Work instructions: Please count the lines in the listing below where the word "this" appears. Give the number only.

Data rows:
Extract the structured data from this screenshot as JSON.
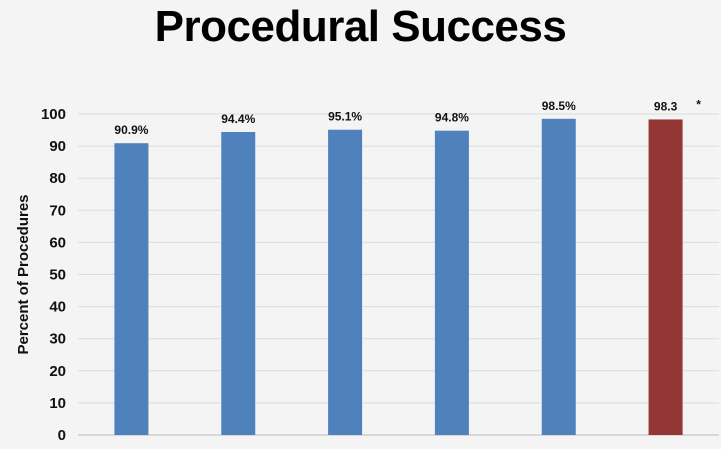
{
  "chart_data": {
    "type": "bar",
    "title": "Procedural Success",
    "xlabel": "",
    "ylabel": "Percent of Procedures",
    "ylim": [
      0,
      100
    ],
    "yticks": [
      "0",
      "10",
      "20",
      "30",
      "40",
      "50",
      "60",
      "70",
      "80",
      "90",
      "100"
    ],
    "grid": true,
    "values": [
      90.9,
      94.4,
      95.1,
      94.8,
      98.5,
      98.3
    ],
    "data_labels": [
      "90.9%",
      "94.4%",
      "95.1%",
      "94.8%",
      "98.5%",
      "98.3"
    ],
    "annotations": [
      {
        "bar_index": 5,
        "text": "*"
      }
    ],
    "colors": [
      "#4f81bd",
      "#4f81bd",
      "#4f81bd",
      "#4f81bd",
      "#4f81bd",
      "#943634"
    ]
  }
}
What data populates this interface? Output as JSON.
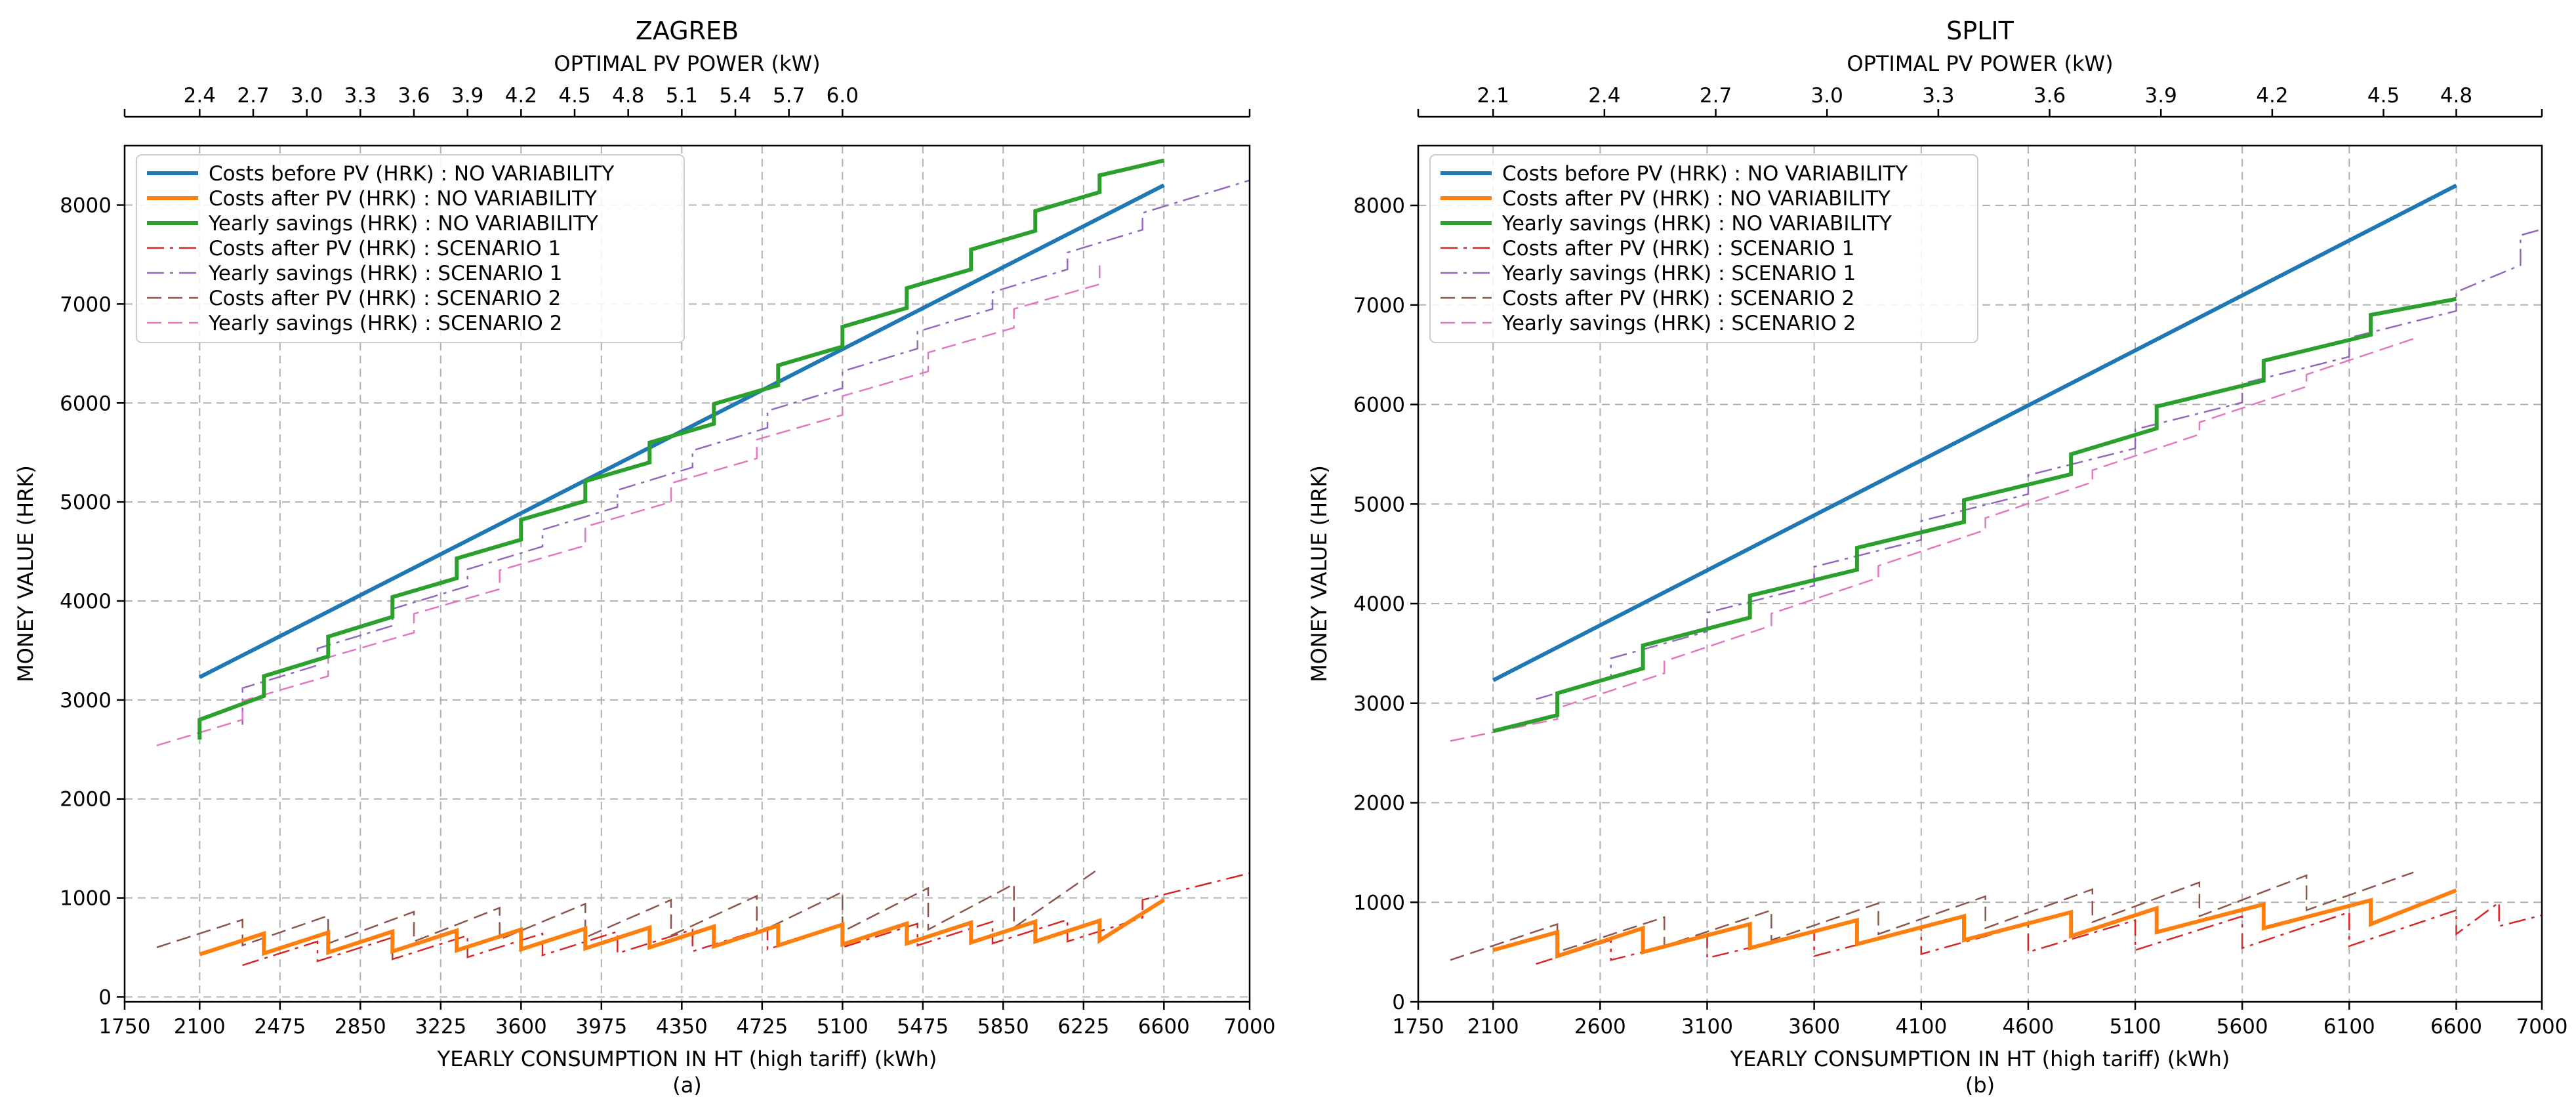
{
  "colors": {
    "costs_before_nv": "#1f77b4",
    "costs_after_nv": "#ff7f0e",
    "savings_nv": "#2ca02c",
    "costs_after_s1": "#d62728",
    "savings_s1": "#9467bd",
    "costs_after_s2": "#8c564b",
    "savings_s2": "#e377c2",
    "grid": "#b0b0b0"
  },
  "chart_data": [
    {
      "type": "line",
      "title": "ZAGREB",
      "top_xlabel": "OPTIMAL PV POWER (kW)",
      "top_ticks": [
        "2.4",
        "2.7",
        "3.0",
        "3.3",
        "3.6",
        "3.9",
        "4.2",
        "4.5",
        "4.8",
        "5.1",
        "5.4",
        "5.7",
        "6.0"
      ],
      "top_tick_positions": [
        2100,
        2350,
        2600,
        2850,
        3100,
        3350,
        3600,
        3850,
        4100,
        4350,
        4600,
        4850,
        5100
      ],
      "xlabel": "YEARLY CONSUMPTION IN HT (high tariff) (kWh)",
      "ylabel": "MONEY VALUE (HRK)",
      "panel_label": "(a)",
      "xlim": [
        1750,
        7000
      ],
      "ylim": [
        -50,
        8600
      ],
      "xticks": [
        1750,
        2100,
        2475,
        2850,
        3225,
        3600,
        3975,
        4350,
        4725,
        5100,
        5475,
        5850,
        6225,
        6600,
        7000
      ],
      "yticks": [
        0,
        1000,
        2000,
        3000,
        4000,
        5000,
        6000,
        7000,
        8000
      ],
      "legend_position": "upper-left",
      "series": [
        {
          "name": "Costs before PV (HRK) : NO VARIABILITY",
          "key": "costs_before_nv",
          "style": "solid",
          "width": 6,
          "x": [
            2100,
            6600
          ],
          "y": [
            3230,
            8200
          ]
        },
        {
          "name": "Costs after PV (HRK) : NO VARIABILITY",
          "key": "costs_after_nv",
          "style": "solid",
          "width": 6,
          "x": [
            2100,
            2400,
            2400,
            2700,
            2700,
            3000,
            3000,
            3300,
            3300,
            3600,
            3600,
            3900,
            3900,
            4200,
            4200,
            4500,
            4500,
            4800,
            4800,
            5100,
            5100,
            5400,
            5400,
            5700,
            5700,
            6000,
            6000,
            6300,
            6300,
            6600
          ],
          "y": [
            430,
            640,
            440,
            650,
            450,
            660,
            460,
            670,
            470,
            680,
            480,
            690,
            490,
            700,
            500,
            710,
            510,
            720,
            520,
            730,
            530,
            740,
            540,
            750,
            550,
            760,
            560,
            770,
            570,
            980
          ]
        },
        {
          "name": "Yearly savings (HRK) : NO VARIABILITY",
          "key": "savings_nv",
          "style": "solid",
          "width": 6,
          "x": [
            2100,
            2100,
            2400,
            2400,
            2700,
            2700,
            3000,
            3000,
            3300,
            3300,
            3600,
            3600,
            3900,
            3900,
            4200,
            4200,
            4500,
            4500,
            4800,
            4800,
            5100,
            5100,
            5400,
            5400,
            5700,
            5700,
            6000,
            6000,
            6300,
            6300,
            6600
          ],
          "y": [
            2600,
            2800,
            3040,
            3240,
            3440,
            3640,
            3840,
            4040,
            4230,
            4430,
            4620,
            4820,
            5010,
            5210,
            5400,
            5600,
            5790,
            5990,
            6180,
            6380,
            6570,
            6770,
            6960,
            7160,
            7350,
            7550,
            7740,
            7940,
            8130,
            8300,
            8450
          ]
        },
        {
          "name": "Costs after PV (HRK) : SCENARIO 1",
          "key": "costs_after_s1",
          "style": "dashdot",
          "width": 2.5,
          "x": [
            2300,
            2650,
            2650,
            3000,
            3000,
            3350,
            3350,
            3700,
            3700,
            4050,
            4050,
            4400,
            4400,
            4750,
            4750,
            5100,
            5100,
            5450,
            5450,
            5800,
            5800,
            6150,
            6150,
            6500,
            6500,
            7000
          ],
          "y": [
            320,
            560,
            360,
            600,
            380,
            620,
            400,
            640,
            420,
            660,
            440,
            680,
            460,
            700,
            480,
            720,
            500,
            740,
            520,
            760,
            540,
            780,
            560,
            800,
            980,
            1250
          ]
        },
        {
          "name": "Yearly savings (HRK) : SCENARIO 1",
          "key": "savings_s1",
          "style": "dashdot",
          "width": 2.5,
          "x": [
            2300,
            2300,
            2650,
            2650,
            3000,
            3000,
            3350,
            3350,
            3700,
            3700,
            4050,
            4050,
            4400,
            4400,
            4750,
            4750,
            5100,
            5100,
            5450,
            5450,
            5800,
            5800,
            6150,
            6150,
            6500,
            6500,
            7000
          ],
          "y": [
            2750,
            3120,
            3350,
            3520,
            3750,
            3920,
            4150,
            4320,
            4550,
            4720,
            4950,
            5120,
            5350,
            5520,
            5750,
            5920,
            6150,
            6320,
            6550,
            6720,
            6950,
            7120,
            7350,
            7520,
            7750,
            7920,
            8250
          ]
        },
        {
          "name": "Costs after PV (HRK) : SCENARIO 2",
          "key": "costs_after_s2",
          "style": "dashed",
          "width": 2.5,
          "x": [
            1900,
            2300,
            2300,
            2700,
            2700,
            3100,
            3100,
            3500,
            3500,
            3900,
            3900,
            4300,
            4300,
            4700,
            4700,
            5100,
            5100,
            5500,
            5500,
            5900,
            5900,
            6300
          ],
          "y": [
            500,
            780,
            520,
            820,
            540,
            860,
            560,
            900,
            580,
            940,
            600,
            980,
            620,
            1020,
            640,
            1060,
            660,
            1100,
            680,
            1140,
            700,
            1300
          ]
        },
        {
          "name": "Yearly savings (HRK) : SCENARIO 2",
          "key": "savings_s2",
          "style": "dashed",
          "width": 2.5,
          "x": [
            1900,
            2300,
            2300,
            2700,
            2700,
            3100,
            3100,
            3500,
            3500,
            3900,
            3900,
            4300,
            4300,
            4700,
            4700,
            5100,
            5100,
            5500,
            5500,
            5900,
            5900,
            6300,
            6300
          ],
          "y": [
            2540,
            2800,
            2990,
            3240,
            3430,
            3680,
            3870,
            4120,
            4310,
            4560,
            4750,
            5000,
            5190,
            5440,
            5630,
            5880,
            6070,
            6320,
            6510,
            6760,
            6950,
            7200,
            7390
          ]
        }
      ]
    },
    {
      "type": "line",
      "title": "SPLIT",
      "top_xlabel": "OPTIMAL PV POWER (kW)",
      "top_ticks": [
        "2.1",
        "2.4",
        "2.7",
        "3.0",
        "3.3",
        "3.6",
        "3.9",
        "4.2",
        "4.5",
        "4.8"
      ],
      "top_tick_positions": [
        2100,
        2620,
        3140,
        3660,
        4180,
        4700,
        5220,
        5740,
        6260,
        6600
      ],
      "xlabel": "YEARLY CONSUMPTION IN HT (high tariff) (kWh)",
      "ylabel": "MONEY VALUE (HRK)",
      "panel_label": "(b)",
      "xlim": [
        1750,
        7000
      ],
      "ylim": [
        0,
        8600
      ],
      "xticks": [
        1750,
        2100,
        2600,
        3100,
        3600,
        4100,
        4600,
        5100,
        5600,
        6100,
        6600,
        7000
      ],
      "yticks": [
        0,
        1000,
        2000,
        3000,
        4000,
        5000,
        6000,
        7000,
        8000
      ],
      "legend_position": "upper-left",
      "series": [
        {
          "name": "Costs before PV (HRK) : NO VARIABILITY",
          "key": "costs_before_nv",
          "style": "solid",
          "width": 6,
          "x": [
            2100,
            6600
          ],
          "y": [
            3230,
            8200
          ]
        },
        {
          "name": "Costs after PV (HRK) : NO VARIABILITY",
          "key": "costs_after_nv",
          "style": "solid",
          "width": 6,
          "x": [
            2100,
            2400,
            2400,
            2800,
            2800,
            3300,
            3300,
            3800,
            3800,
            4300,
            4300,
            4800,
            4800,
            5200,
            5200,
            5700,
            5700,
            6200,
            6200,
            6600
          ],
          "y": [
            520,
            700,
            460,
            740,
            500,
            780,
            540,
            820,
            580,
            860,
            620,
            900,
            660,
            940,
            700,
            980,
            740,
            1020,
            780,
            1120
          ]
        },
        {
          "name": "Yearly savings (HRK) : NO VARIABILITY",
          "key": "savings_nv",
          "style": "solid",
          "width": 6,
          "x": [
            2100,
            2400,
            2400,
            2800,
            2800,
            3300,
            3300,
            3800,
            3800,
            4300,
            4300,
            4800,
            4800,
            5200,
            5200,
            5700,
            5700,
            6200,
            6200,
            6600
          ],
          "y": [
            2720,
            2880,
            3100,
            3350,
            3580,
            3860,
            4080,
            4340,
            4560,
            4820,
            5040,
            5300,
            5500,
            5760,
            5980,
            6240,
            6440,
            6700,
            6900,
            7060
          ]
        },
        {
          "name": "Costs after PV (HRK) : SCENARIO 1",
          "key": "costs_after_s1",
          "style": "dashdot",
          "width": 2.5,
          "x": [
            2300,
            2650,
            2650,
            3100,
            3100,
            3600,
            3600,
            4100,
            4100,
            4600,
            4600,
            5100,
            5100,
            5600,
            5600,
            6100,
            6100,
            6600,
            6600,
            6800,
            6800,
            7000
          ],
          "y": [
            380,
            620,
            420,
            660,
            440,
            700,
            460,
            740,
            480,
            780,
            500,
            820,
            520,
            860,
            540,
            900,
            560,
            920,
            680,
            1000,
            760,
            870
          ]
        },
        {
          "name": "Yearly savings (HRK) : SCENARIO 1",
          "key": "savings_s1",
          "style": "dashdot",
          "width": 2.5,
          "x": [
            2300,
            2650,
            2650,
            3100,
            3100,
            3600,
            3600,
            4100,
            4100,
            4600,
            4600,
            5100,
            5100,
            5600,
            5600,
            6100,
            6100,
            6600,
            6600,
            6900,
            6900,
            7000
          ],
          "y": [
            3040,
            3260,
            3450,
            3720,
            3910,
            4180,
            4370,
            4640,
            4830,
            5100,
            5290,
            5560,
            5750,
            6020,
            6210,
            6480,
            6670,
            6940,
            7130,
            7400,
            7700,
            7760
          ]
        },
        {
          "name": "Costs after PV (HRK) : SCENARIO 2",
          "key": "costs_after_s2",
          "style": "dashed",
          "width": 2.5,
          "x": [
            1900,
            2400,
            2400,
            2900,
            2900,
            3400,
            3400,
            3900,
            3900,
            4400,
            4400,
            4900,
            4900,
            5400,
            5400,
            5900,
            5900,
            6400
          ],
          "y": [
            420,
            780,
            500,
            850,
            560,
            920,
            620,
            990,
            680,
            1060,
            740,
            1130,
            800,
            1200,
            860,
            1270,
            920,
            1300
          ]
        },
        {
          "name": "Yearly savings (HRK) : SCENARIO 2",
          "key": "savings_s2",
          "style": "dashed",
          "width": 2.5,
          "x": [
            1900,
            2400,
            2400,
            2900,
            2900,
            3400,
            3400,
            3900,
            3900,
            4400,
            4400,
            4900,
            4900,
            5400,
            5400,
            5900,
            5900,
            6400
          ],
          "y": [
            2620,
            2840,
            2950,
            3300,
            3420,
            3780,
            3900,
            4260,
            4380,
            4740,
            4860,
            5220,
            5340,
            5700,
            5820,
            6180,
            6300,
            6660
          ]
        }
      ]
    }
  ]
}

Result: 2